• **Document passage**:
1

I'm trying to solve a diffusion problem with reflecting boundaries, using various SDE integrators from DifferentialEquations.jl. I thought I could use the FunctionCallingCallback to handle the boundaries, by reflecting the solution about the domain boundaries after every integrator step.

This is my code

using DifferentialEquations

K0 = 1e-3
K1 = 5e-3 
alpha = 0.5

K(z)    = K0 + z*K1*exp(-z*alpha)
dKdz(z) = K1*exp(-alpha*z) - K1*alpha*z*exp(-alpha*z)

a(z,p,t) = dKdz(z)
b(z,p,t) = sqrt(2*K(z))

dt = 0.1
tspan = (0.0,1.0)

z0 = 1.0

prob  = SDEProblem(a,b,z0,tspan)

function reflect(z, p, t, integrator)
    bottom = 2.0
    if z < 0
        # Reflect from surface
        z = -z
    elseif z > bottom
        # Reflect from bottom
        z = 2*bottom - z
    end
    return z
end

cb = FunctionCallingCallback(reflect;
                 func_everystep = true,
                 func_start = true,
                 tdir=1)

sol = solve(prob, EM(), dt = dt, callback = cb)

Edit: After solving my initial problem thanks to the comment by Chris Rackauckas, I modified my reflect function. Now the code runs, but the solution contains negative values, which should have been prevented by reflection about 0 after every step.

Any ideas as to what's going wrong here would be greatly appreciated.

Note by the way that the FunctionCallingCallback example found here contains two different function signatures for the callback function, but I get the same problem with both. It's also not clear to me if the callback should modify the value of z in place, or return the new value.

Edit 2: Based on Chris Rackauckas' answer, and looking at this example, I've modified by reflect function thus:

function reflect(z, t, integrator)
    bottom = 2.0
    if integrator.u < 0
        # Reflect from surface
        integrator.u = -integrator.u
    elseif integrator.u > bottom
        # Reflect from bottom
        integrator.u = 2*bottom - integrator.u
    end
    # Not sure if the return statement is required
    return integrator.u
end

Running this with initial condition z0 = -0.1 produces the following output:

retcode: Success
Interpolation: 1st order linear
t: 11-element Array{Float64,1}:
 0.0                
 0.1                
 0.2                
 0.30000000000000004
 0.4                
 0.5                
 0.6                
 0.7                
 0.7999999999999999 
 0.8999999999999999 
 1.0                
u: 11-element Array{Float64,1}:
 -0.1                 
 -0.08855333388147717 
  0.09862543518953905 
  0.09412012313587219 
  0.11409372573454478 
  0.10316400521980074 
  0.06491042188420941 
  0.045042097789392624
  0.040565317051189105
  0.06787136817395374 
  0.055880083559589955

It seems to me that what's happening here is:

  1. The first output value is just z0. I expected the reflection to be applied first, given that I set func_start = true.

• **Data**:
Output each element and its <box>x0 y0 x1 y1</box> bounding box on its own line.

• **Your goal**: From the forum post on reflecting boundaries, copy out the passage that begins at the words "sol = solve(prob, EM(), dt" and ends after "be greatly appreciated.". Work only from the forum post on reflecting boundaries, not the data.

• **Correct output**:
sol = solve(prob, EM(), dt = dt, callback = cb)

Edit: After solving my initial problem thanks to the comment by Chris Rackauckas, I modified my reflect function. Now the code runs, but the solution contains negative values, which should have been prevented by reflection about 0 after every step.

Any ideas as to what's going wrong here would be greatly appreciated.